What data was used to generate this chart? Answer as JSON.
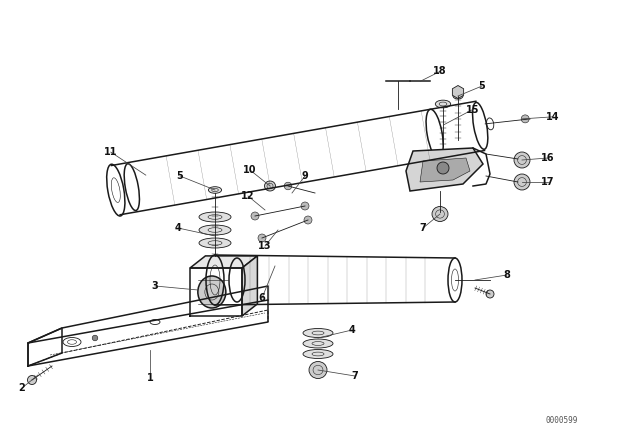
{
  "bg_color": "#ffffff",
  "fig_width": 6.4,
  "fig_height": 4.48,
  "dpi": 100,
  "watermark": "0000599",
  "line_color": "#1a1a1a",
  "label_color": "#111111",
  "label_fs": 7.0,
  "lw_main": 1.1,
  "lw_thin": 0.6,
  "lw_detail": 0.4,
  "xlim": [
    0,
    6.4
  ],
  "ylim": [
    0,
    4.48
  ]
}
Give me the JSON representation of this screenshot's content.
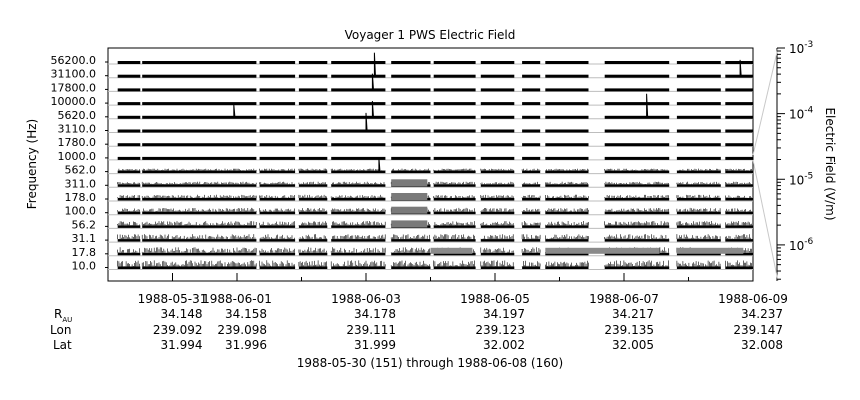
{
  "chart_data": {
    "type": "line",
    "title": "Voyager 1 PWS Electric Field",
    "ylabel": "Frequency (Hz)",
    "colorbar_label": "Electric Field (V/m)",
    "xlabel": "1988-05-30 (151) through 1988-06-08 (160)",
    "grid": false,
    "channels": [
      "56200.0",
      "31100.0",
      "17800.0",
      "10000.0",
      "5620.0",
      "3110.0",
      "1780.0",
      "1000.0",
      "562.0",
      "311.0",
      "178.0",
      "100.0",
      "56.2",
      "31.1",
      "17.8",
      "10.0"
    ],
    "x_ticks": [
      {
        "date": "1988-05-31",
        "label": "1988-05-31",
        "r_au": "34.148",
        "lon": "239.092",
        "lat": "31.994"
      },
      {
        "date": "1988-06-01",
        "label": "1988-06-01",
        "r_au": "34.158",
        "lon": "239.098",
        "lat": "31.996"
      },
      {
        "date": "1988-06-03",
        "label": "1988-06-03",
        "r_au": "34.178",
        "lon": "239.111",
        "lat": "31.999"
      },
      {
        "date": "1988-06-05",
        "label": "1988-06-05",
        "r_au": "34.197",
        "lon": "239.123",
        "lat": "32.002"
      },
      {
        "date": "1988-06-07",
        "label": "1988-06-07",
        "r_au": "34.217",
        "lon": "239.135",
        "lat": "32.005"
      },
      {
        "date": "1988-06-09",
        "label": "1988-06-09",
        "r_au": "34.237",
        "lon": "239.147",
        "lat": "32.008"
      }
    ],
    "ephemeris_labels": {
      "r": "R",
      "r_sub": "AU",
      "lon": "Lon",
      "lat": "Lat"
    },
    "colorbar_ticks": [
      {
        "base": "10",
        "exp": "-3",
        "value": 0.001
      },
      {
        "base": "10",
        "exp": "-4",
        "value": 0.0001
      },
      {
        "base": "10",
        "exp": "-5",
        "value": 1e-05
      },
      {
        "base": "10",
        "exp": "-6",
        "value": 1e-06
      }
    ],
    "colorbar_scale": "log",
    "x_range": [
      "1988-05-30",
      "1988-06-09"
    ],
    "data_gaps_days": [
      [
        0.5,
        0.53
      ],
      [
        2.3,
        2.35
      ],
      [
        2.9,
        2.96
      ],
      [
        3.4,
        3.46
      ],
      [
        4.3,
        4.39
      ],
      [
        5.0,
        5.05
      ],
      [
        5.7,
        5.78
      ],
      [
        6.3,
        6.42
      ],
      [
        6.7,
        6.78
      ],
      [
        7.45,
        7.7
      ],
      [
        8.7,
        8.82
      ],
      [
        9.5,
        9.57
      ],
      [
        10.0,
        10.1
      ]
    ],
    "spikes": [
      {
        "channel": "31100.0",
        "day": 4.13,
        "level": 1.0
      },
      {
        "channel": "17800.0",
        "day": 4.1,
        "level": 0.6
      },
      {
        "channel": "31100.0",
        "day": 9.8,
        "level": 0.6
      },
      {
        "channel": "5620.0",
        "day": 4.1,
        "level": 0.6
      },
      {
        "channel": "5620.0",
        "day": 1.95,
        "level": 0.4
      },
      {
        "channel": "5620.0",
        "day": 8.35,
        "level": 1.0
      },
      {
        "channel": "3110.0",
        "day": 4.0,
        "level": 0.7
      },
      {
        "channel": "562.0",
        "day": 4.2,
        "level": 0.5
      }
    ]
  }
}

— Task to complete —
Repeat the full listing above exactly, with no pictures in the copy.

— The answer —
What data was used to generate this chart? Answer as JSON.
{
  "bg_color": "#ffffff",
  "fig_width": 6.4,
  "fig_height": 4.48,
  "dpi": 100,
  "watermark": "0000599",
  "line_color": "#1a1a1a",
  "label_color": "#111111",
  "label_fs": 7.0,
  "lw_main": 1.1,
  "lw_thin": 0.6,
  "lw_detail": 0.4,
  "xlim": [
    0,
    6.4
  ],
  "ylim": [
    0,
    4.48
  ]
}
Give me the JSON representation of this screenshot's content.
{
  "chart_data": {
    "type": "line",
    "title": "Voyager 1 PWS Electric Field",
    "ylabel": "Frequency (Hz)",
    "colorbar_label": "Electric Field (V/m)",
    "xlabel": "1988-05-30 (151) through 1988-06-08 (160)",
    "grid": false,
    "channels": [
      "56200.0",
      "31100.0",
      "17800.0",
      "10000.0",
      "5620.0",
      "3110.0",
      "1780.0",
      "1000.0",
      "562.0",
      "311.0",
      "178.0",
      "100.0",
      "56.2",
      "31.1",
      "17.8",
      "10.0"
    ],
    "x_ticks": [
      {
        "date": "1988-05-31",
        "label": "1988-05-31",
        "r_au": "34.148",
        "lon": "239.092",
        "lat": "31.994"
      },
      {
        "date": "1988-06-01",
        "label": "1988-06-01",
        "r_au": "34.158",
        "lon": "239.098",
        "lat": "31.996"
      },
      {
        "date": "1988-06-03",
        "label": "1988-06-03",
        "r_au": "34.178",
        "lon": "239.111",
        "lat": "31.999"
      },
      {
        "date": "1988-06-05",
        "label": "1988-06-05",
        "r_au": "34.197",
        "lon": "239.123",
        "lat": "32.002"
      },
      {
        "date": "1988-06-07",
        "label": "1988-06-07",
        "r_au": "34.217",
        "lon": "239.135",
        "lat": "32.005"
      },
      {
        "date": "1988-06-09",
        "label": "1988-06-09",
        "r_au": "34.237",
        "lon": "239.147",
        "lat": "32.008"
      }
    ],
    "ephemeris_labels": {
      "r": "R",
      "r_sub": "AU",
      "lon": "Lon",
      "lat": "Lat"
    },
    "colorbar_ticks": [
      {
        "base": "10",
        "exp": "-3",
        "value": 0.001
      },
      {
        "base": "10",
        "exp": "-4",
        "value": 0.0001
      },
      {
        "base": "10",
        "exp": "-5",
        "value": 1e-05
      },
      {
        "base": "10",
        "exp": "-6",
        "value": 1e-06
      }
    ],
    "colorbar_scale": "log",
    "x_range": [
      "1988-05-30",
      "1988-06-09"
    ],
    "data_gaps_days": [
      [
        0.5,
        0.53
      ],
      [
        2.3,
        2.35
      ],
      [
        2.9,
        2.96
      ],
      [
        3.4,
        3.46
      ],
      [
        4.3,
        4.39
      ],
      [
        5.0,
        5.05
      ],
      [
        5.7,
        5.78
      ],
      [
        6.3,
        6.42
      ],
      [
        6.7,
        6.78
      ],
      [
        7.45,
        7.7
      ],
      [
        8.7,
        8.82
      ],
      [
        9.5,
        9.57
      ],
      [
        10.0,
        10.1
      ]
    ],
    "spikes": [
      {
        "channel": "31100.0",
        "day": 4.13,
        "level": 1.0
      },
      {
        "channel": "17800.0",
        "day": 4.1,
        "level": 0.6
      },
      {
        "channel": "31100.0",
        "day": 9.8,
        "level": 0.6
      },
      {
        "channel": "5620.0",
        "day": 4.1,
        "level": 0.6
      },
      {
        "channel": "5620.0",
        "day": 1.95,
        "level": 0.4
      },
      {
        "channel": "5620.0",
        "day": 8.35,
        "level": 1.0
      },
      {
        "channel": "3110.0",
        "day": 4.0,
        "level": 0.7
      },
      {
        "channel": "562.0",
        "day": 4.2,
        "level": 0.5
      }
    ]
  }
}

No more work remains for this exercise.